WHAT IS EXPECTED
For every line in the data below that contains "объекта", copy the line.

---- SUPPLIED ENTRIES

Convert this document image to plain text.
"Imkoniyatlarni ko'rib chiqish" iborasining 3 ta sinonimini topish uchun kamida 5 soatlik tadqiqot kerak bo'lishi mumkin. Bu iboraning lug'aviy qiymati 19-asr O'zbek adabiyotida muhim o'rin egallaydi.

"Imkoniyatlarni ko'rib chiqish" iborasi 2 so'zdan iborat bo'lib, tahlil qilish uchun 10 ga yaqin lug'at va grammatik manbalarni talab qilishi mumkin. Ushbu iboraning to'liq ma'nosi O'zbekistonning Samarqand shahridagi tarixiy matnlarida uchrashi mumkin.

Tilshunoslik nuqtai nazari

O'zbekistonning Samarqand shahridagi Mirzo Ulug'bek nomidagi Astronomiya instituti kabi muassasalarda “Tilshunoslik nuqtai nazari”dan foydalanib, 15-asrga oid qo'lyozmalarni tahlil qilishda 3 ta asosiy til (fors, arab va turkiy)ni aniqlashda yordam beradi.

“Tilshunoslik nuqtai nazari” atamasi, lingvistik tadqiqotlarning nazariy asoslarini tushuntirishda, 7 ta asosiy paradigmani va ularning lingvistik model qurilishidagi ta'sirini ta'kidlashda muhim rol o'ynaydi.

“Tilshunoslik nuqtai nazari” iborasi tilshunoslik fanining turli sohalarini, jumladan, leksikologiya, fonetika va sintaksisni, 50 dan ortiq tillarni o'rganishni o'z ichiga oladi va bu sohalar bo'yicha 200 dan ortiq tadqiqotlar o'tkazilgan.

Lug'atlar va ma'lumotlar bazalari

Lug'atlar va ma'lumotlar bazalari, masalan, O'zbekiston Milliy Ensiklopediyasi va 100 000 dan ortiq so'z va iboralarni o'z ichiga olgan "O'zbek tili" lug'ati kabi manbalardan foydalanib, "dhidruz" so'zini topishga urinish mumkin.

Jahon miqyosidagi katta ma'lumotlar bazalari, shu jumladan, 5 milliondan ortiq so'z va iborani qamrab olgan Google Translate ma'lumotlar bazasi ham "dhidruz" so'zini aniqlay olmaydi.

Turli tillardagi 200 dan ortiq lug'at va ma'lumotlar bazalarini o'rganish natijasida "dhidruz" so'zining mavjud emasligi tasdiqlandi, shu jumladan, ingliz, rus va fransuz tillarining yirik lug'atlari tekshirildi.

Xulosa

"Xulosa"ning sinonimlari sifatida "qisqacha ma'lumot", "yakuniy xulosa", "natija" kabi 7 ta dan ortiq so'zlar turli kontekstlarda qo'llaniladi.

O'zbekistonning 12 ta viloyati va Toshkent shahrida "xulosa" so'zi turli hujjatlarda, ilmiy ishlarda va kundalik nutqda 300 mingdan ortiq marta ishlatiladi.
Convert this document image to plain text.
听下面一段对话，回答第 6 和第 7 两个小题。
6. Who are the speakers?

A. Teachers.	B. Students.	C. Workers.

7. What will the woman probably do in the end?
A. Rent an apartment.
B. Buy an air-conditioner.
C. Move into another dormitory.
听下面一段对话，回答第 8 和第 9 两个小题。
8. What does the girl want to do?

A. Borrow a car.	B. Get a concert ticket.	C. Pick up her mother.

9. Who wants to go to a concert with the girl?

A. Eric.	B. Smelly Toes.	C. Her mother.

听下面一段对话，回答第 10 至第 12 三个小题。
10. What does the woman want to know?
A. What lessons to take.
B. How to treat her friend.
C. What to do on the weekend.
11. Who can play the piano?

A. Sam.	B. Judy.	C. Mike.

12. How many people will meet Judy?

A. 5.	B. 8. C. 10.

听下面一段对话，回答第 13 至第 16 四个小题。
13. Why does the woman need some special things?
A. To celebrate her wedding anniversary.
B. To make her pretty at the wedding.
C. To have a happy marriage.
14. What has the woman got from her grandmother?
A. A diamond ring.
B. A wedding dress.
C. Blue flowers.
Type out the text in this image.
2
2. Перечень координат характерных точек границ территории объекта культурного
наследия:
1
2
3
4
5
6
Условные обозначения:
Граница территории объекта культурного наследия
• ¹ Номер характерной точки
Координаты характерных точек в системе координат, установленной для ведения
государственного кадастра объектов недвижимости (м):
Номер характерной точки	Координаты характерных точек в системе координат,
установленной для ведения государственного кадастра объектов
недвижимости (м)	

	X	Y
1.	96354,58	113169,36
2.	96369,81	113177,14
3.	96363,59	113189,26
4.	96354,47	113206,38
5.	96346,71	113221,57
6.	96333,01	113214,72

--------

RESULT FOR THIS EXERCISE
2. Перечень координат характерных точек границ территории объекта культурного
Граница территории объекта культурного наследия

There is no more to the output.